Work out how many lines of the data hold the string "внебюджетные", and reply with that number alone.

• • • • •

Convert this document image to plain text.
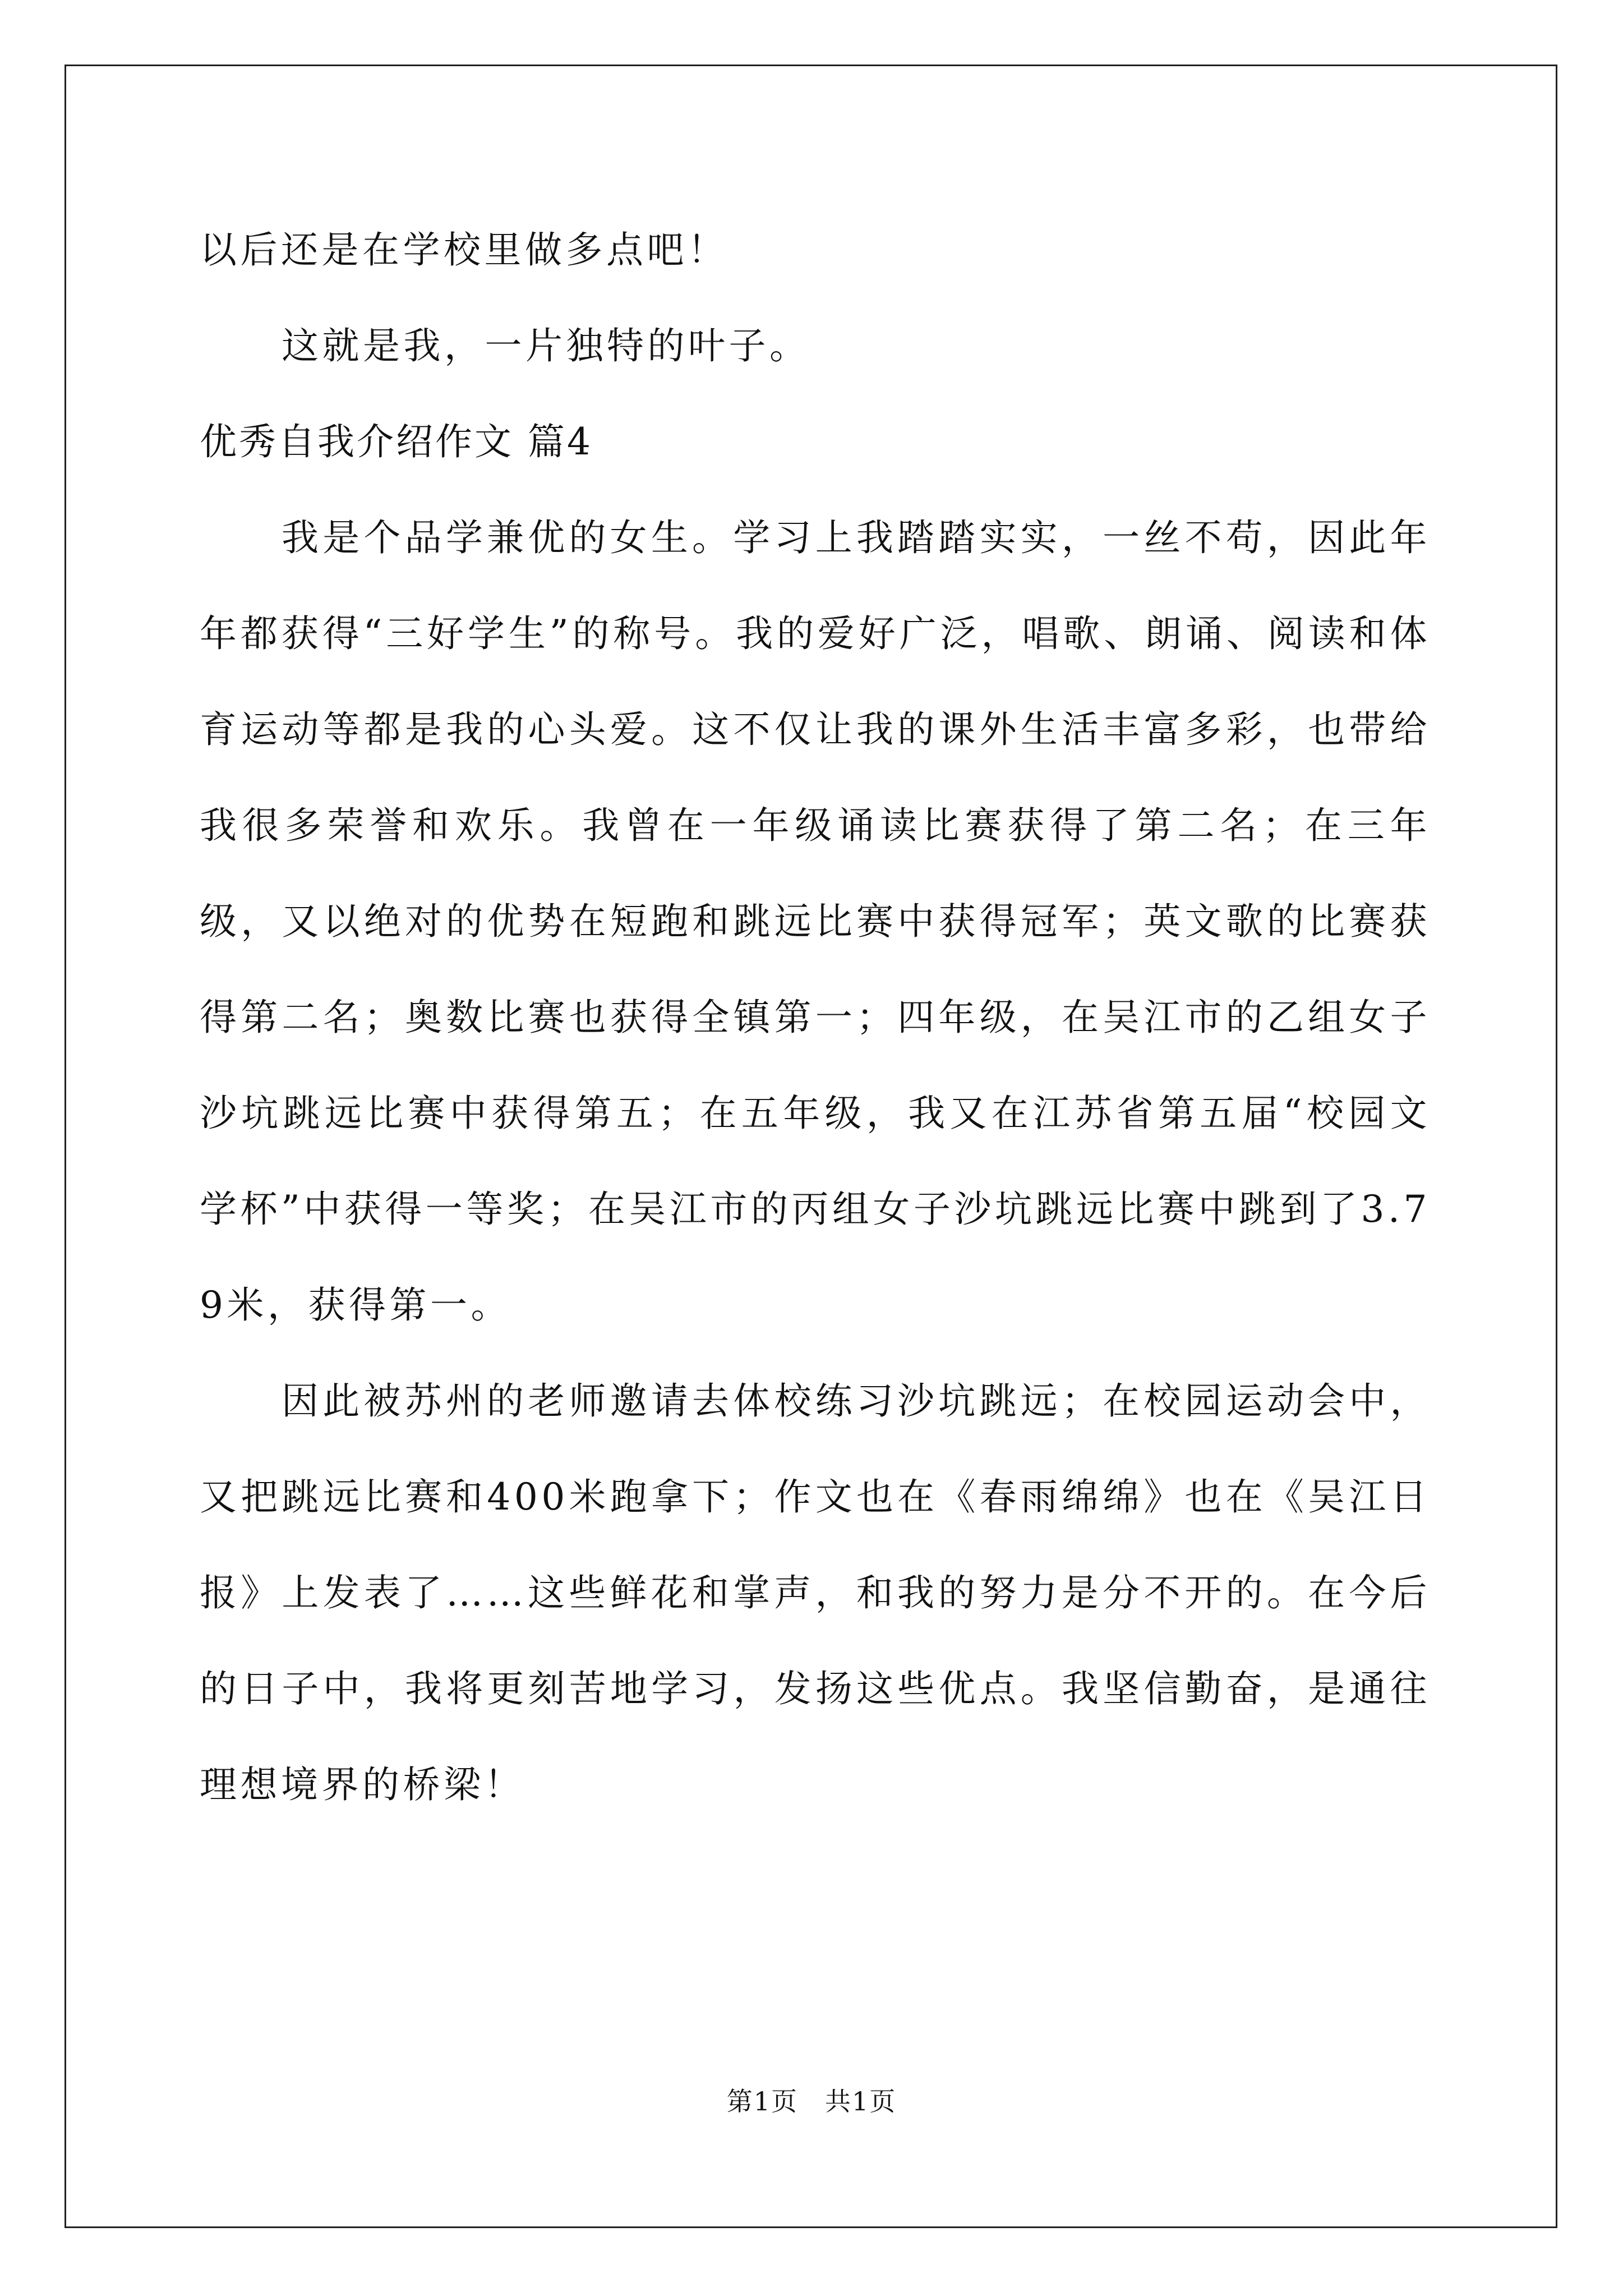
以后还是在学校里做多点吧！

这就是我，一片独特的叶子。

优秀自我介绍作文 篇4

我是个品学兼优的女生。学习上我踏踏实实，一丝不苟，因此年年都获得“三好学生”的称号。我的爱好广泛，唱歌、朗诵、阅读和体育运动等都是我的心头爱。这不仅让我的课外生活丰富多彩，也带给我很多荣誉和欢乐。我曾在一年级诵读比赛获得了第二名；在三年级，又以绝对的优势在短跑和跳远比赛中获得冠军；英文歌的比赛获得第二名；奥数比赛也获得全镇第一；四年级，在吴江市的乙组女子沙坑跳远比赛中获得第五；在五年级，我又在江苏省第五届“校园文学杯”中获得一等奖；在吴江市的丙组女子沙坑跳远比赛中跳到了3.79米，获得第一。

因此被苏州的老师邀请去体校练习沙坑跳远；在校园运动会中，又把跳远比赛和400米跑拿下；作文也在《春雨绵绵》也在《吴江日报》上发表了……这些鲜花和掌声，和我的努力是分不开的。在今后的日子中，我将更刻苦地学习，发扬这些优点。我坚信勤奋，是通往理想境界的桥梁！

第1页　共1页
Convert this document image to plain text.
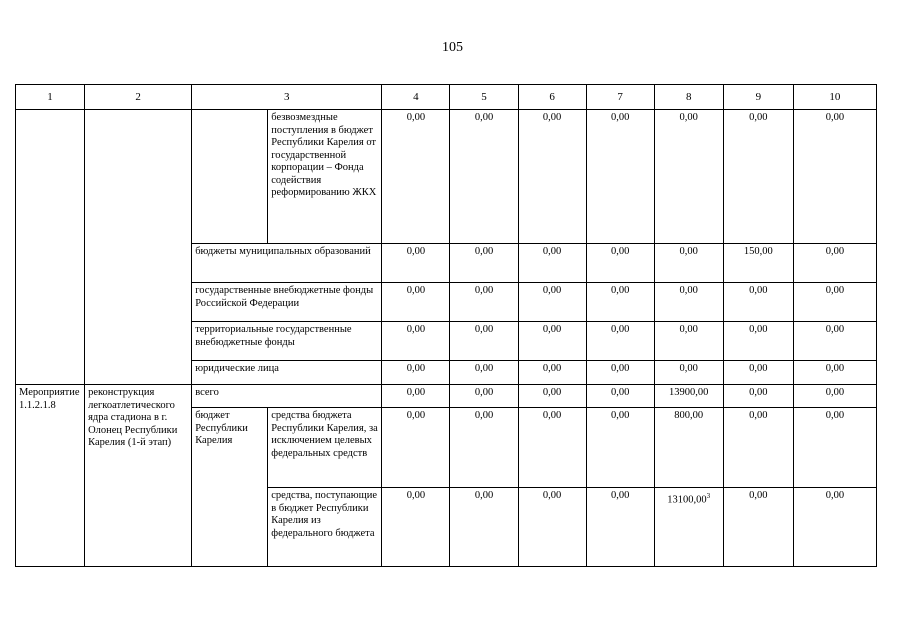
105
1	2	3		4	5	6	7	8	9	10
			безвозмездные поступления в бюджет Республики Карелия от государственной корпорации – Фонда содействия реформированию ЖКХ	0,00	0,00	0,00	0,00	0,00	0,00	0,00
		бюджеты муниципальных образований		0,00	0,00	0,00	0,00	0,00	150,00	0,00
		государственные внебюджетные фонды Российской Федерации		0,00	0,00	0,00	0,00	0,00	0,00	0,00
		территориальные государственные внебюджетные фонды		0,00	0,00	0,00	0,00	0,00	0,00	0,00
		юридические лица		0,00	0,00	0,00	0,00	0,00	0,00	0,00
Мероприятие 1.1.2.1.8	реконструкция легкоатлетического ядра стадиона в г. Олонец Республики Карелия (1-й этап)	всего		0,00	0,00	0,00	0,00	13900,00	0,00	0,00
		бюджет Республики Карелия	средства бюджета Республики Карелия, за исключением целевых федеральных средств	0,00	0,00	0,00	0,00	800,00	0,00	0,00
			средства, поступающие в бюджет Республики Карелия из федерального бюджета	0,00	0,00	0,00	0,00	13100,00$^3$	0,00	0,00
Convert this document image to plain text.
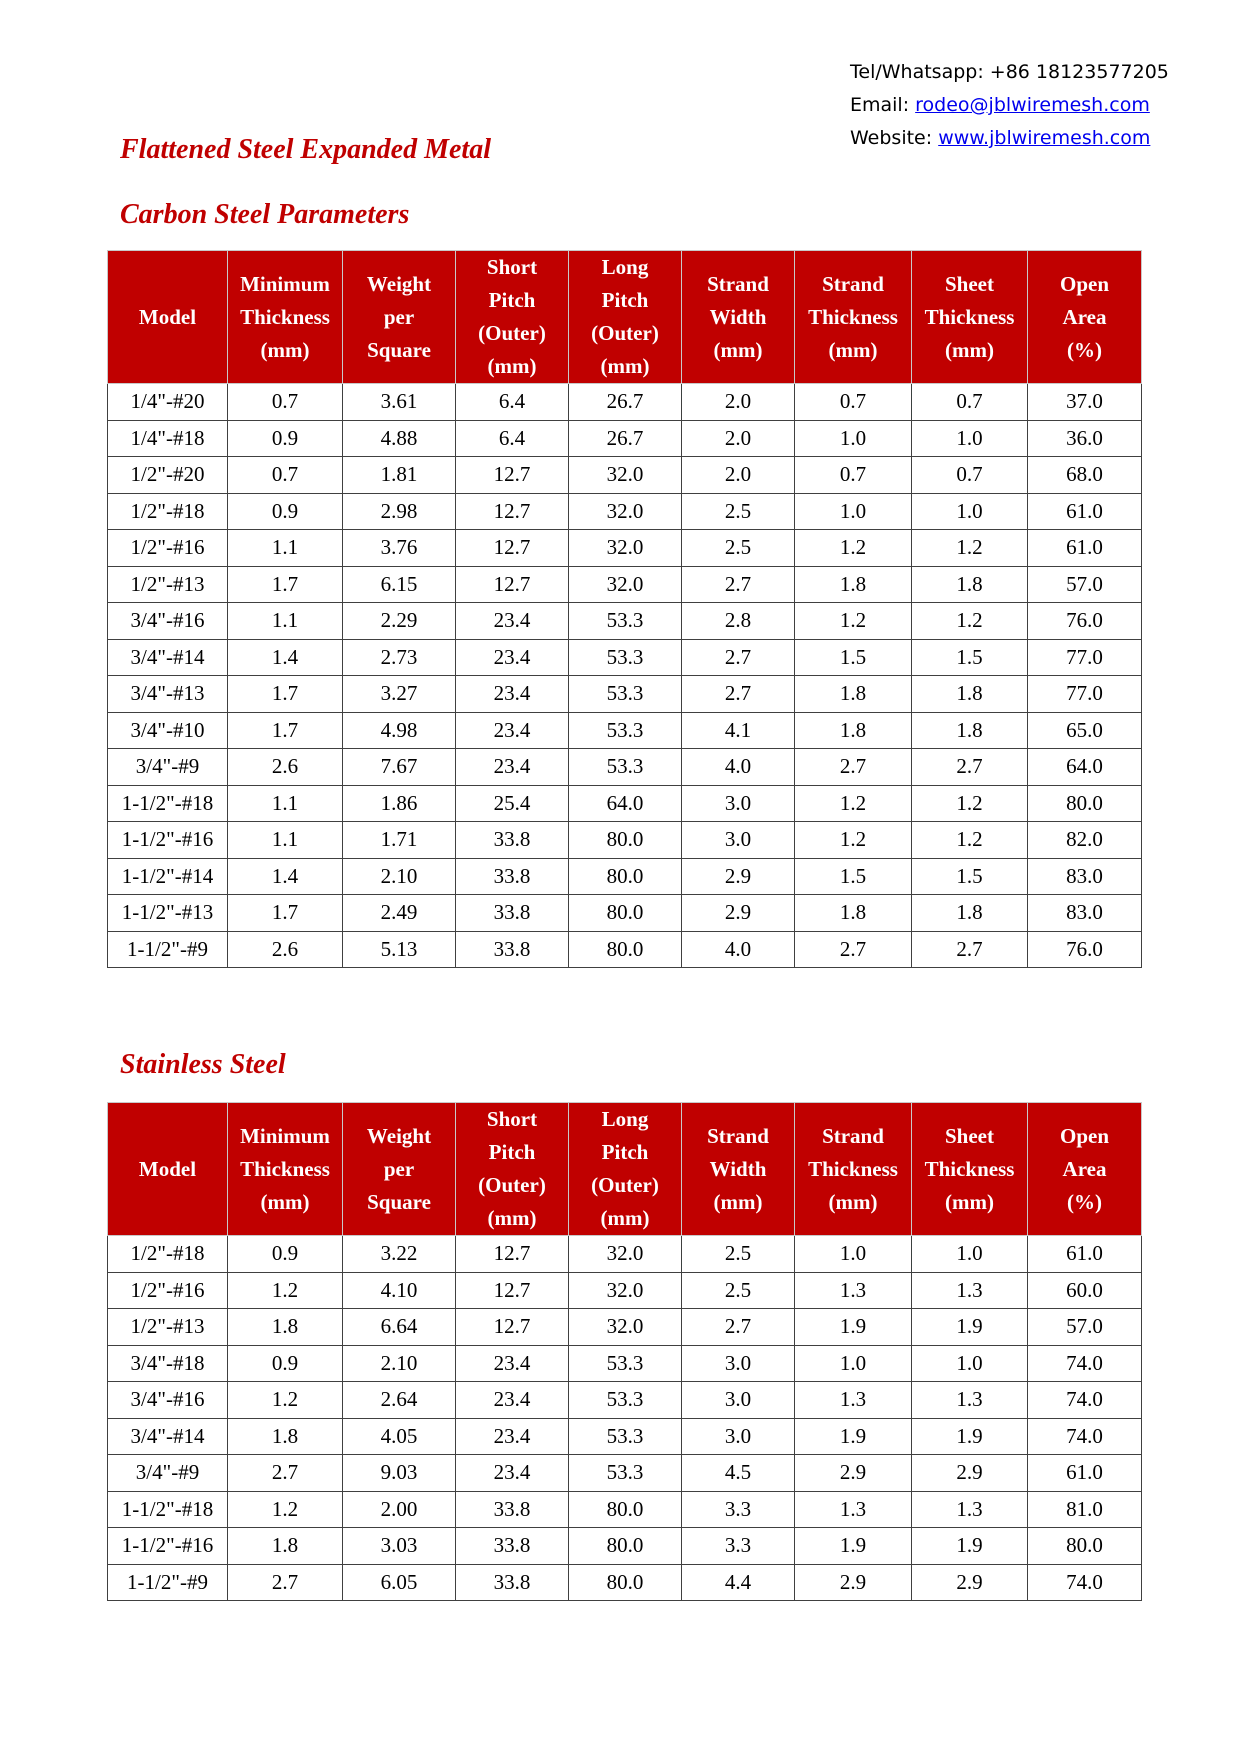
Tel/Whatsapp: +86 18123577205
Email: rodeo@jblwiremesh.com
Website: www.jblwiremesh.com
Flattened Steel Expanded Metal
Carbon Steel Parameters
Model	Minimum
Thickness
(mm)	Weight
per
Square	Short
Pitch
(Outer)
(mm)	Long
Pitch
(Outer)
(mm)	Strand
Width
(mm)	Strand
Thickness
(mm)	Sheet
Thickness
(mm)	Open
Area
(%)

1/4"-#20	0.7	3.61	6.4	26.7	2.0	0.7	0.7	37.0
1/4"-#18	0.9	4.88	6.4	26.7	2.0	1.0	1.0	36.0
1/2"-#20	0.7	1.81	12.7	32.0	2.0	0.7	0.7	68.0
1/2"-#18	0.9	2.98	12.7	32.0	2.5	1.0	1.0	61.0
1/2"-#16	1.1	3.76	12.7	32.0	2.5	1.2	1.2	61.0
1/2"-#13	1.7	6.15	12.7	32.0	2.7	1.8	1.8	57.0
3/4"-#16	1.1	2.29	23.4	53.3	2.8	1.2	1.2	76.0
3/4"-#14	1.4	2.73	23.4	53.3	2.7	1.5	1.5	77.0
3/4"-#13	1.7	3.27	23.4	53.3	2.7	1.8	1.8	77.0
3/4"-#10	1.7	4.98	23.4	53.3	4.1	1.8	1.8	65.0
3/4"-#9	2.6	7.67	23.4	53.3	4.0	2.7	2.7	64.0
1-1/2"-#18	1.1	1.86	25.4	64.0	3.0	1.2	1.2	80.0
1-1/2"-#16	1.1	1.71	33.8	80.0	3.0	1.2	1.2	82.0
1-1/2"-#14	1.4	2.10	33.8	80.0	2.9	1.5	1.5	83.0
1-1/2"-#13	1.7	2.49	33.8	80.0	2.9	1.8	1.8	83.0
1-1/2"-#9	2.6	5.13	33.8	80.0	4.0	2.7	2.7	76.0
Stainless Steel
Model	Minimum
Thickness
(mm)	Weight
per
Square	Short
Pitch
(Outer)
(mm)	Long
Pitch
(Outer)
(mm)	Strand
Width
(mm)	Strand
Thickness
(mm)	Sheet
Thickness
(mm)	Open
Area
(%)

1/2"-#18	0.9	3.22	12.7	32.0	2.5	1.0	1.0	61.0
1/2"-#16	1.2	4.10	12.7	32.0	2.5	1.3	1.3	60.0
1/2"-#13	1.8	6.64	12.7	32.0	2.7	1.9	1.9	57.0
3/4"-#18	0.9	2.10	23.4	53.3	3.0	1.0	1.0	74.0
3/4"-#16	1.2	2.64	23.4	53.3	3.0	1.3	1.3	74.0
3/4"-#14	1.8	4.05	23.4	53.3	3.0	1.9	1.9	74.0
3/4"-#9	2.7	9.03	23.4	53.3	4.5	2.9	2.9	61.0
1-1/2"-#18	1.2	2.00	33.8	80.0	3.3	1.3	1.3	81.0
1-1/2"-#16	1.8	3.03	33.8	80.0	3.3	1.9	1.9	80.0
1-1/2"-#9	2.7	6.05	33.8	80.0	4.4	2.9	2.9	74.0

• • • • •

▸ **Output for this task**
2